» Raw data
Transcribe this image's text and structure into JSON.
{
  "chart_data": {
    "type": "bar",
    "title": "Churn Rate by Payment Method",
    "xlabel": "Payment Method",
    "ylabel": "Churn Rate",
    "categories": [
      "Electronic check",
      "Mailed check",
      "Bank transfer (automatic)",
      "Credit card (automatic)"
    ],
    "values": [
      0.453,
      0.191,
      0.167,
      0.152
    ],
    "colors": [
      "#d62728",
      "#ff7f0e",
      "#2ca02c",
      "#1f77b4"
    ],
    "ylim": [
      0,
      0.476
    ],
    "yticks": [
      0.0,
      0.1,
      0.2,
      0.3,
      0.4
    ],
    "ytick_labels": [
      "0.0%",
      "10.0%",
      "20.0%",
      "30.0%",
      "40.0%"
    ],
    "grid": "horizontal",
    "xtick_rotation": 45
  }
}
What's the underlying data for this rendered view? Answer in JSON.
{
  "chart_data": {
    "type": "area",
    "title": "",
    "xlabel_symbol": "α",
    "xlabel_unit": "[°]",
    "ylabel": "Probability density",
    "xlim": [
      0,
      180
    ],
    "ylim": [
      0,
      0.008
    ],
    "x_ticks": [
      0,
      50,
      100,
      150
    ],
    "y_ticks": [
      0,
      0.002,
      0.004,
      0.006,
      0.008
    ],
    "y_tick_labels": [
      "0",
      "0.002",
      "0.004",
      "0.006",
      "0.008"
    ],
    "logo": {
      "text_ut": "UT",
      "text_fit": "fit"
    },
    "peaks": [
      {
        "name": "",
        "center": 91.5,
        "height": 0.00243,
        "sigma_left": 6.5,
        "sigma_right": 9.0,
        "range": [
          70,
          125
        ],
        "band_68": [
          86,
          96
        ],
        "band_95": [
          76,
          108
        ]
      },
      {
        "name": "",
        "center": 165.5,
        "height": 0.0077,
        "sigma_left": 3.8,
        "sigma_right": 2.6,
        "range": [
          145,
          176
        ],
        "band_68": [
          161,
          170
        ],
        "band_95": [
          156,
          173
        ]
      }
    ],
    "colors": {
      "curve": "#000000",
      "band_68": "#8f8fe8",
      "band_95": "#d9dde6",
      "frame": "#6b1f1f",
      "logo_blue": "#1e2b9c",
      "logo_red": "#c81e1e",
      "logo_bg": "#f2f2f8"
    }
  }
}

» Instructions for the task
Every entry must be output again, exactly as written above.

» Correct result
Transcribe this image's text and structure into JSON.
{
  "chart_data": {
    "type": "bar",
    "title": "Churn Rate by Payment Method",
    "xlabel": "Payment Method",
    "ylabel": "Churn Rate",
    "categories": [
      "Electronic check",
      "Mailed check",
      "Bank transfer (automatic)",
      "Credit card (automatic)"
    ],
    "values": [
      0.453,
      0.191,
      0.167,
      0.152
    ],
    "colors": [
      "#d62728",
      "#ff7f0e",
      "#2ca02c",
      "#1f77b4"
    ],
    "ylim": [
      0,
      0.476
    ],
    "yticks": [
      0.0,
      0.1,
      0.2,
      0.3,
      0.4
    ],
    "ytick_labels": [
      "0.0%",
      "10.0%",
      "20.0%",
      "30.0%",
      "40.0%"
    ],
    "grid": "horizontal",
    "xtick_rotation": 45
  }
}
What's the underlying data for this rendered view? Answer in JSON.
{
  "chart_data": {
    "type": "area",
    "title": "",
    "xlabel_symbol": "α",
    "xlabel_unit": "[°]",
    "ylabel": "Probability density",
    "xlim": [
      0,
      180
    ],
    "ylim": [
      0,
      0.008
    ],
    "x_ticks": [
      0,
      50,
      100,
      150
    ],
    "y_ticks": [
      0,
      0.002,
      0.004,
      0.006,
      0.008
    ],
    "y_tick_labels": [
      "0",
      "0.002",
      "0.004",
      "0.006",
      "0.008"
    ],
    "logo": {
      "text_ut": "UT",
      "text_fit": "fit"
    },
    "peaks": [
      {
        "name": "",
        "center": 91.5,
        "height": 0.00243,
        "sigma_left": 6.5,
        "sigma_right": 9.0,
        "range": [
          70,
          125
        ],
        "band_68": [
          86,
          96
        ],
        "band_95": [
          76,
          108
        ]
      },
      {
        "name": "",
        "center": 165.5,
        "height": 0.0077,
        "sigma_left": 3.8,
        "sigma_right": 2.6,
        "range": [
          145,
          176
        ],
        "band_68": [
          161,
          170
        ],
        "band_95": [
          156,
          173
        ]
      }
    ],
    "colors": {
      "curve": "#000000",
      "band_68": "#8f8fe8",
      "band_95": "#d9dde6",
      "frame": "#6b1f1f",
      "logo_blue": "#1e2b9c",
      "logo_red": "#c81e1e",
      "logo_bg": "#f2f2f8"
    }
  }
}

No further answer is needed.